*** MATERIAL
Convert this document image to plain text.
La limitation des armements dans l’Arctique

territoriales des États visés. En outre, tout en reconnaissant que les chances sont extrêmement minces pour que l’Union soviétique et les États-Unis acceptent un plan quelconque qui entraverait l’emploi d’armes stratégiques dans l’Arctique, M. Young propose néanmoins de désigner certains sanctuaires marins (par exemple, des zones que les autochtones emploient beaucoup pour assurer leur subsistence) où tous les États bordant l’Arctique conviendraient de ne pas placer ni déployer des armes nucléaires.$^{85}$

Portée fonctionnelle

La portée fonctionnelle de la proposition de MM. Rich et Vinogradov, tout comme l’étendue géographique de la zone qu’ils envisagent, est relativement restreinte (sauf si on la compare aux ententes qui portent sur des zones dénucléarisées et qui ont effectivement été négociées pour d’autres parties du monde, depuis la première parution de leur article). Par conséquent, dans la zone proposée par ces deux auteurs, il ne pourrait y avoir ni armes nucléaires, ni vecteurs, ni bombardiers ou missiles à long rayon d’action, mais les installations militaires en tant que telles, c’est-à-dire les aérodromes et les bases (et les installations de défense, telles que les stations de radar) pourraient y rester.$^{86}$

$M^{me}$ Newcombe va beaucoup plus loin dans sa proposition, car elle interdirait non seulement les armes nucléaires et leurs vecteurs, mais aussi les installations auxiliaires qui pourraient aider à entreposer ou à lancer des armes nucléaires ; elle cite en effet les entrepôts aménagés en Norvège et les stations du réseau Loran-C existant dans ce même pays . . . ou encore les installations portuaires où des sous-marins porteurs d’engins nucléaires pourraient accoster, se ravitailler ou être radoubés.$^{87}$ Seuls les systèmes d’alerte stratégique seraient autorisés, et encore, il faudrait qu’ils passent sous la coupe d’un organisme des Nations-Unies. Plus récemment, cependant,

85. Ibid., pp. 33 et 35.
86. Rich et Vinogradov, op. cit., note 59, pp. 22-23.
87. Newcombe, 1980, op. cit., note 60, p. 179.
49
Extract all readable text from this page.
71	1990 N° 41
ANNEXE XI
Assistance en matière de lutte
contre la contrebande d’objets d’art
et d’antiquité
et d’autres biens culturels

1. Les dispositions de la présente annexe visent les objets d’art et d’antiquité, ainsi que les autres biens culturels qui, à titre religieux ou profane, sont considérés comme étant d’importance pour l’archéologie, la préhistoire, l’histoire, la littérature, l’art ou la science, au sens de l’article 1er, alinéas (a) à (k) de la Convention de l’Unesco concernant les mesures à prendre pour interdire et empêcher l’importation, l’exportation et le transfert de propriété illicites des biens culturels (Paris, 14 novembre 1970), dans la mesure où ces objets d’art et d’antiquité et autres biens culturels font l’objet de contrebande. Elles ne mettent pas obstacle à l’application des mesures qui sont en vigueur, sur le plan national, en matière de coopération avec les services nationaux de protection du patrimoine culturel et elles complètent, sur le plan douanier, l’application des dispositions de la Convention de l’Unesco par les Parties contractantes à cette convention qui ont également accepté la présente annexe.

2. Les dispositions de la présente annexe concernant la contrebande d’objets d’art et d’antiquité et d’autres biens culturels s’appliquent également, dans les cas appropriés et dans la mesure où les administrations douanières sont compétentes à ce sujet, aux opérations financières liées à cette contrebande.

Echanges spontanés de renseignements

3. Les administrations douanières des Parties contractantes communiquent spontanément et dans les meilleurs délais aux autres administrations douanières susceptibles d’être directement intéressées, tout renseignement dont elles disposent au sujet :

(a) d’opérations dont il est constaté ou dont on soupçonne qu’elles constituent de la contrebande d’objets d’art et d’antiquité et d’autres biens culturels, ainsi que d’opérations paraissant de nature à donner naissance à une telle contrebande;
******
WORK TO BE COMPLETED: Select every line in the material above where the string "sujet" occurs, and copy it.

EXERCISE OUTPUT:
2. Les dispositions de la présente annexe concernant la contrebande d’objets d’art et d’antiquité et d’autres biens culturels s’appliquent également, dans les cas appropriés et dans la mesure où les administrations douanières sont compétentes à ce sujet, aux opérations financières liées à cette contrebande.
3. Les administrations douanières des Parties contractantes communiquent spontanément et dans les meilleurs délais aux autres administrations douanières susceptibles d’être directement intéressées, tout renseignement dont elles disposent au sujet :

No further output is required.